## START MATERIAL TO PROCESS

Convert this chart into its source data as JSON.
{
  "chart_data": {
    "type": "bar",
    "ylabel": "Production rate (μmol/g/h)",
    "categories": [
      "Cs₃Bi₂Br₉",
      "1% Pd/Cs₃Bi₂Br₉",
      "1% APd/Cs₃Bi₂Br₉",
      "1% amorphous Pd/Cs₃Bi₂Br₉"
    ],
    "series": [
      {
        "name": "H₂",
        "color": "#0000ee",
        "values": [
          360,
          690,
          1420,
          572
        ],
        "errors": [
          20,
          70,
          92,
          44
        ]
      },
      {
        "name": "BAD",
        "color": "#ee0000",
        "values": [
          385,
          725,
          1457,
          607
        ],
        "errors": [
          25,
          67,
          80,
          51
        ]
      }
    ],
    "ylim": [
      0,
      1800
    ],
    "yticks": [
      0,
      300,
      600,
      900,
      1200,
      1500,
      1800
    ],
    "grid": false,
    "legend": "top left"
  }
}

## END MATERIAL TO PROCESS
## START MATERIAL TO PROCESS

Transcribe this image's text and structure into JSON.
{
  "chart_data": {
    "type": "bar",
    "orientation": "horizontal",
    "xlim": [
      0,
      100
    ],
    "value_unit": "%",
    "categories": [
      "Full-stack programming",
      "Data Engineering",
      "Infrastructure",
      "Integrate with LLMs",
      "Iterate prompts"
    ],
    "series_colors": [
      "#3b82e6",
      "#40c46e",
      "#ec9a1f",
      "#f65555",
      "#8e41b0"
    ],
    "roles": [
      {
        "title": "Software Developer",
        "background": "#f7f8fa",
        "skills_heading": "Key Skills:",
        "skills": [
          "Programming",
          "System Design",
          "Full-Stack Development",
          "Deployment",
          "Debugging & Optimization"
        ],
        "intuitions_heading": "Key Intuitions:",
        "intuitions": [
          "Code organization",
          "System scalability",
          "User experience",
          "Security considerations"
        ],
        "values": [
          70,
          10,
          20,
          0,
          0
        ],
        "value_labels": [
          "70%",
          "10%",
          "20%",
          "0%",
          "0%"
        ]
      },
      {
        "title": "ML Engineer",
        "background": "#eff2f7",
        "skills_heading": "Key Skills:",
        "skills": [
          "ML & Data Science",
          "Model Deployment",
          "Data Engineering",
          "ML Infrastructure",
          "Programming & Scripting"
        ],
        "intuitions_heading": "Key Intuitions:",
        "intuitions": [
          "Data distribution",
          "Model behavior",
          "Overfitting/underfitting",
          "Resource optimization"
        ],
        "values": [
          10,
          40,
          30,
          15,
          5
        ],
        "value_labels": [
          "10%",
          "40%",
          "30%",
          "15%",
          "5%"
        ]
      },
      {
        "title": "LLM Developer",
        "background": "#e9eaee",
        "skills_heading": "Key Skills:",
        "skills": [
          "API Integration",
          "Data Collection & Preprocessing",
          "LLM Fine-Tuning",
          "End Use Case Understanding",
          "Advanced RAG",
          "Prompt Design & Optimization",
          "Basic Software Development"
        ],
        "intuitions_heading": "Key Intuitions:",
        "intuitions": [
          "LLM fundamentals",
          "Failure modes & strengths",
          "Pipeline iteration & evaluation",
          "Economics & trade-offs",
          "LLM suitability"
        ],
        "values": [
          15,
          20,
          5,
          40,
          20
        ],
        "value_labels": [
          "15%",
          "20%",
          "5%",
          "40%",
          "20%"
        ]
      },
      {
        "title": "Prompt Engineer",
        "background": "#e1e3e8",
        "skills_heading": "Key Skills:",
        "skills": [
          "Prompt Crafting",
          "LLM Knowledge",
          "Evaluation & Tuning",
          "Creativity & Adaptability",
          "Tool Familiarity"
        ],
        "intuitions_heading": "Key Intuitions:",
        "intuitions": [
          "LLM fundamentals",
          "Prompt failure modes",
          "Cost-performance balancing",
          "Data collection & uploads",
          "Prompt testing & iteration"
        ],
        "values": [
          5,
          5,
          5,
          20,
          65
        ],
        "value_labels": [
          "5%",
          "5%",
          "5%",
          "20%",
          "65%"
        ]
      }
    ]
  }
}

## END MATERIAL TO PROCESS

◆ **WHAT IS EXPECTED**: Copy each line of the records containing the string "Engineering".

◆ **RESULT OF THIS TASK**:
      "Data Engineering",
          "Data Engineering",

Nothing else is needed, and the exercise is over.